Start of DATASET EXTRACT

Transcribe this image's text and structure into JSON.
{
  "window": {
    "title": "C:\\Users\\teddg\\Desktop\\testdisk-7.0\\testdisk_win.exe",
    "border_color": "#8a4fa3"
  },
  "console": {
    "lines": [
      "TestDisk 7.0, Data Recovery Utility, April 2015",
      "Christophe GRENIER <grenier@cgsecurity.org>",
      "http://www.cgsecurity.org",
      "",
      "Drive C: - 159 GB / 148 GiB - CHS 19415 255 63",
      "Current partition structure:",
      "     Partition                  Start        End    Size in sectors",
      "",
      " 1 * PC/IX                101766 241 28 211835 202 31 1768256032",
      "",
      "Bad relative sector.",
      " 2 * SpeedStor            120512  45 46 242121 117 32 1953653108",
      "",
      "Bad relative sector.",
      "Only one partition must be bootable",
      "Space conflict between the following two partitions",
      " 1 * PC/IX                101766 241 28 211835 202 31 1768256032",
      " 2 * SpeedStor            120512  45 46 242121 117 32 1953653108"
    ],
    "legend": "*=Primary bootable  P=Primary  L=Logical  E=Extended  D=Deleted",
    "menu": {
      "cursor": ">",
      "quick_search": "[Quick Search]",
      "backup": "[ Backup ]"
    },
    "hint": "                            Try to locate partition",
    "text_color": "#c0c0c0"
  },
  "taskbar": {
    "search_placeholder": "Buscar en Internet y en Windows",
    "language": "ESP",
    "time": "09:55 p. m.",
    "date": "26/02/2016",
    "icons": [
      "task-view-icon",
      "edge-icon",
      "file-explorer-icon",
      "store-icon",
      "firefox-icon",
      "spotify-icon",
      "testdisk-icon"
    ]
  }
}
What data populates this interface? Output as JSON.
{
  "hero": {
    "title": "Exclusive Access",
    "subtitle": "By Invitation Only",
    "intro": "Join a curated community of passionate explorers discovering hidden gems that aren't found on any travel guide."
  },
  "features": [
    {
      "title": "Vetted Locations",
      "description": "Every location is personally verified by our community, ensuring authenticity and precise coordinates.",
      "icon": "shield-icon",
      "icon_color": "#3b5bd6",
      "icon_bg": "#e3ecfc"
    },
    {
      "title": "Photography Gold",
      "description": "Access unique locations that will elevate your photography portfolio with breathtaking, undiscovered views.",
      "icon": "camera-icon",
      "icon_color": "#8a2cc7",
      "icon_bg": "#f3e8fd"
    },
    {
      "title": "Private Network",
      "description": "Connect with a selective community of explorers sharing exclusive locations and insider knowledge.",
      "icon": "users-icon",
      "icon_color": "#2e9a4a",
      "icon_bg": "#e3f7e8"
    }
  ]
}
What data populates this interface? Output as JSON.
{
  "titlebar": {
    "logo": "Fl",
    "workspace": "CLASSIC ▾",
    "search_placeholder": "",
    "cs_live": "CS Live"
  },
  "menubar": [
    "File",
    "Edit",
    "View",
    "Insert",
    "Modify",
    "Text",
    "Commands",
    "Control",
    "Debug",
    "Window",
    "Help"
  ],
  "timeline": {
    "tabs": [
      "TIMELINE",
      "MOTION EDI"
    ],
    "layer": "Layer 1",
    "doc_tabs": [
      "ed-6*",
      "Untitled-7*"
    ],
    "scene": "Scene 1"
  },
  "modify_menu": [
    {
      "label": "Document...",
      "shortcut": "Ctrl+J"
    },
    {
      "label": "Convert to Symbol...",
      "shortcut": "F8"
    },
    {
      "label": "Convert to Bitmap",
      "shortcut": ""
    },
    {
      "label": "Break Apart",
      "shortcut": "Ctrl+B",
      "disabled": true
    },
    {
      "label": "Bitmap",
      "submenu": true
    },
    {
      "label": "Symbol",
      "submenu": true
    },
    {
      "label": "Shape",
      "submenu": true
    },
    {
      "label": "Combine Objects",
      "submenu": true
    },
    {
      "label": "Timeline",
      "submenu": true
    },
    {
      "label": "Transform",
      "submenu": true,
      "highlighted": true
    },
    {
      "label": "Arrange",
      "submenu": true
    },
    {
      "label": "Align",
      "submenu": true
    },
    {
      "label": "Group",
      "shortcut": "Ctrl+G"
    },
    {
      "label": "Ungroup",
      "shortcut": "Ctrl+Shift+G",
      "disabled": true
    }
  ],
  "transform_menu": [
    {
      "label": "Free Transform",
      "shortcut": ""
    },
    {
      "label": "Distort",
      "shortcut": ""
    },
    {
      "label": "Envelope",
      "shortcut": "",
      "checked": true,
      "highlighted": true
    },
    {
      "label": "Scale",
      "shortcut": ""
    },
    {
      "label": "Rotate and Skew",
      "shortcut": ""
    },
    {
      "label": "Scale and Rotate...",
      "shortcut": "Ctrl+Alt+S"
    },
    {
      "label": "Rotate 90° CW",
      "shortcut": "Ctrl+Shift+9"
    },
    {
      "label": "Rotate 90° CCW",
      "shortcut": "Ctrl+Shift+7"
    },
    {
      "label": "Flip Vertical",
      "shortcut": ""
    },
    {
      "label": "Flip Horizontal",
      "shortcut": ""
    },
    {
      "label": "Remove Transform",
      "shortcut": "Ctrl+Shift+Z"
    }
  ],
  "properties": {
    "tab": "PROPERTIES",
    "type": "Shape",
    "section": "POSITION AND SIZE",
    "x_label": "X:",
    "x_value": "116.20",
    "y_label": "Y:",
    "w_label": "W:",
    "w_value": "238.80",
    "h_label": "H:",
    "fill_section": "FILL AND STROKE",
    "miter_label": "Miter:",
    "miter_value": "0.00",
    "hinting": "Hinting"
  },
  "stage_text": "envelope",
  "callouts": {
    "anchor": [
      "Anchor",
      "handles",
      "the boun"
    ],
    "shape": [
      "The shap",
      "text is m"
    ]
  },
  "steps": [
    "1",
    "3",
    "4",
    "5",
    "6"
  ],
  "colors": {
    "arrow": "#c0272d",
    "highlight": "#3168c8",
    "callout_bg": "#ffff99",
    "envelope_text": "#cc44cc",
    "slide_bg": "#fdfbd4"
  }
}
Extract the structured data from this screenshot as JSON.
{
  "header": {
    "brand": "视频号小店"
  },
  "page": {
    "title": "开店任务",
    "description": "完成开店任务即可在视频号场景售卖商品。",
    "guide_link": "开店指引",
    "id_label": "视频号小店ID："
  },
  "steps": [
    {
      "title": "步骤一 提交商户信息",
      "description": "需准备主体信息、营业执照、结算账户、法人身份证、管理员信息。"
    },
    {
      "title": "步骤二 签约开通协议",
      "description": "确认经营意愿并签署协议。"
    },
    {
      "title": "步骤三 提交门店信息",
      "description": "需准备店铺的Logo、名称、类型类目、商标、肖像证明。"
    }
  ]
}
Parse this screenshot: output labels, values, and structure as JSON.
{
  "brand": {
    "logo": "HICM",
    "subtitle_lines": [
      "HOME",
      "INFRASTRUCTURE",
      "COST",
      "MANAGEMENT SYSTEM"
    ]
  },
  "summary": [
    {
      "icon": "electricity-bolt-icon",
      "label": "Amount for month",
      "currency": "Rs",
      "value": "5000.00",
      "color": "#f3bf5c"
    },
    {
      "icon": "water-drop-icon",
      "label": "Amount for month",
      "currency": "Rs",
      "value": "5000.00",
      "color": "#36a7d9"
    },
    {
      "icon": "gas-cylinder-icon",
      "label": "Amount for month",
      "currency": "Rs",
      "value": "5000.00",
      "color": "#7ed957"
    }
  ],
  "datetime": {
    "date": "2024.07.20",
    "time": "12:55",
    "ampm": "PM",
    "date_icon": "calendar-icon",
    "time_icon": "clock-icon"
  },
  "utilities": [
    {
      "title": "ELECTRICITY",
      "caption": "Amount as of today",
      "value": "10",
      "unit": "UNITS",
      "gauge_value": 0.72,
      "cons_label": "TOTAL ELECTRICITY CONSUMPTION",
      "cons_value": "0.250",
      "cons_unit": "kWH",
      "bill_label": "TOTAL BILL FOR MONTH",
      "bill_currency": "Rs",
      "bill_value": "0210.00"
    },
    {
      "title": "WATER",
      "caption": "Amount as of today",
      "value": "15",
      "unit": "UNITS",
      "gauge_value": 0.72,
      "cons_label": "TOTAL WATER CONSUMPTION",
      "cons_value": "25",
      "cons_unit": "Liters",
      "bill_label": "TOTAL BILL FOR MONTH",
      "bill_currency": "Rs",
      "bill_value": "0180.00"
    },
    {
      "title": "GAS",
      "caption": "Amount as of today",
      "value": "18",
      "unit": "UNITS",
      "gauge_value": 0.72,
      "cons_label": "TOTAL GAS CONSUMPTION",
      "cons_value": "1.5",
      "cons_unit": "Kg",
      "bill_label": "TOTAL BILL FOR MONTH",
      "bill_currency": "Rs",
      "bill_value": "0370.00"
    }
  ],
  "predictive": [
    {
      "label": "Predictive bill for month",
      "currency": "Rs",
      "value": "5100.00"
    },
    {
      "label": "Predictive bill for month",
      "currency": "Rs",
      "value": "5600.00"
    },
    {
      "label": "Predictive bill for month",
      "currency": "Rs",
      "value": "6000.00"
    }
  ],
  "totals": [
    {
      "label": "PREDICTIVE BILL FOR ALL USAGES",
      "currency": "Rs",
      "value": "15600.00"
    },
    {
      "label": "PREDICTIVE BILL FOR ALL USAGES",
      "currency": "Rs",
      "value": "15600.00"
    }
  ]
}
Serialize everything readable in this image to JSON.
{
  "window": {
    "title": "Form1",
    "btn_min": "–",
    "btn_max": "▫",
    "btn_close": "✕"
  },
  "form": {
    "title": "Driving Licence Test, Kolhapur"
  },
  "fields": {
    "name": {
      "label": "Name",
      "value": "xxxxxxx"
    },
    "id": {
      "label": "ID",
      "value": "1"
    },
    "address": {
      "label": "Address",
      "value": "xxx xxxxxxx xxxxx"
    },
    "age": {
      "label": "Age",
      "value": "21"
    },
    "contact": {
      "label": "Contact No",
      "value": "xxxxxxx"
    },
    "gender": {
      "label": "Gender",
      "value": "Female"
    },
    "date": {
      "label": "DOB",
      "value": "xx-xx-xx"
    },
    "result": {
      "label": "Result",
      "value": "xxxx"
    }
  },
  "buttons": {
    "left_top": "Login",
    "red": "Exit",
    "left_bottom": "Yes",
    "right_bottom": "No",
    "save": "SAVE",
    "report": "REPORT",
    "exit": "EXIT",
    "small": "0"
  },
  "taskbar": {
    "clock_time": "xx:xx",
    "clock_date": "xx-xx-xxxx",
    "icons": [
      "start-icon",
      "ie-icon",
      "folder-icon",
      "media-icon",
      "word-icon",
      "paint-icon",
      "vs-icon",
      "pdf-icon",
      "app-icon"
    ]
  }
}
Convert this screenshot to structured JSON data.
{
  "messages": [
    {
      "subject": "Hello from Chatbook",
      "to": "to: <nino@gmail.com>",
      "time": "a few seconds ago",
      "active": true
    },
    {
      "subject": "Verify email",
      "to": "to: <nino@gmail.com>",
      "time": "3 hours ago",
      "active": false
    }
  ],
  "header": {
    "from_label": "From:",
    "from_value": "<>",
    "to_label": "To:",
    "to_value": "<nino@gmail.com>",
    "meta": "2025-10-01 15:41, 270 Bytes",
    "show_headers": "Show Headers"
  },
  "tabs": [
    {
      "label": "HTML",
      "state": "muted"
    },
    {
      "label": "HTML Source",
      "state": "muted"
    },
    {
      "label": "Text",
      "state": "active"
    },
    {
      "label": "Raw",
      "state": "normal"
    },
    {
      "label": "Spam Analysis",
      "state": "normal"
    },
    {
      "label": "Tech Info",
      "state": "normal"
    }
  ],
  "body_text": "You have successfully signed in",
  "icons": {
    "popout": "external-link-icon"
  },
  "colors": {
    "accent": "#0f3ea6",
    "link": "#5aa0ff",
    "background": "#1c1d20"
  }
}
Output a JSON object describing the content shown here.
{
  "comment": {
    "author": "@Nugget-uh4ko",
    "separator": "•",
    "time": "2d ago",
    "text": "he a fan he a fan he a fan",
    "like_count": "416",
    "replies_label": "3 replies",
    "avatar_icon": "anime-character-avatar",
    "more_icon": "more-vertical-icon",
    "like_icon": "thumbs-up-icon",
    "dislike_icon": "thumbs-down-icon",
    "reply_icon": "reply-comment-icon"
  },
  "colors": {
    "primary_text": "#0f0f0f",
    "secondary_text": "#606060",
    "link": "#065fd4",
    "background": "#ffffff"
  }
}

End of DATASET EXTRACT

Locate all lines in the listing above with the word "Shift" and copy them.

      "shortcut": "Ctrl+Shift+G",
      "shortcut": "Ctrl+Shift+9"
      "shortcut": "Ctrl+Shift+7"
      "shortcut": "Ctrl+Shift+Z"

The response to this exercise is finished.